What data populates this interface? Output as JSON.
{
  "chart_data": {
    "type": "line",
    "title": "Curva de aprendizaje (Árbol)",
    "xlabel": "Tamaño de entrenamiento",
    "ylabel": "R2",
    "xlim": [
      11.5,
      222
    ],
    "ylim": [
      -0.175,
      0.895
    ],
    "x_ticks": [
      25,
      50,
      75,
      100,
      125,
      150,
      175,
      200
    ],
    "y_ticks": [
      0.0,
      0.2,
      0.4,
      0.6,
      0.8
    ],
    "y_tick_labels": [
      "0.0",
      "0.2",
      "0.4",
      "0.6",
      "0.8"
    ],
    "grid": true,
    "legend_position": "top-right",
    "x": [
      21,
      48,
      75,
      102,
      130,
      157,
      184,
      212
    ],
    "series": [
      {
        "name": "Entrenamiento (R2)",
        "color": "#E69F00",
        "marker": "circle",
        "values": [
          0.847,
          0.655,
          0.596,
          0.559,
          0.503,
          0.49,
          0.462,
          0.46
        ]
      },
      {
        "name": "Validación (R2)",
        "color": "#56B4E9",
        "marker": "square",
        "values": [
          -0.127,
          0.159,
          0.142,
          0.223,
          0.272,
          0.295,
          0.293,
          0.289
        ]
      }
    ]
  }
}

※

> Task goal
Exactly reproduce every record.

> Exercise output
What data populates this interface? Output as JSON.
{
  "chart_data": {
    "type": "line",
    "title": "Curva de aprendizaje (Árbol)",
    "xlabel": "Tamaño de entrenamiento",
    "ylabel": "R2",
    "xlim": [
      11.5,
      222
    ],
    "ylim": [
      -0.175,
      0.895
    ],
    "x_ticks": [
      25,
      50,
      75,
      100,
      125,
      150,
      175,
      200
    ],
    "y_ticks": [
      0.0,
      0.2,
      0.4,
      0.6,
      0.8
    ],
    "y_tick_labels": [
      "0.0",
      "0.2",
      "0.4",
      "0.6",
      "0.8"
    ],
    "grid": true,
    "legend_position": "top-right",
    "x": [
      21,
      48,
      75,
      102,
      130,
      157,
      184,
      212
    ],
    "series": [
      {
        "name": "Entrenamiento (R2)",
        "color": "#E69F00",
        "marker": "circle",
        "values": [
          0.847,
          0.655,
          0.596,
          0.559,
          0.503,
          0.49,
          0.462,
          0.46
        ]
      },
      {
        "name": "Validación (R2)",
        "color": "#56B4E9",
        "marker": "square",
        "values": [
          -0.127,
          0.159,
          0.142,
          0.223,
          0.272,
          0.295,
          0.293,
          0.289
        ]
      }
    ]
  }
}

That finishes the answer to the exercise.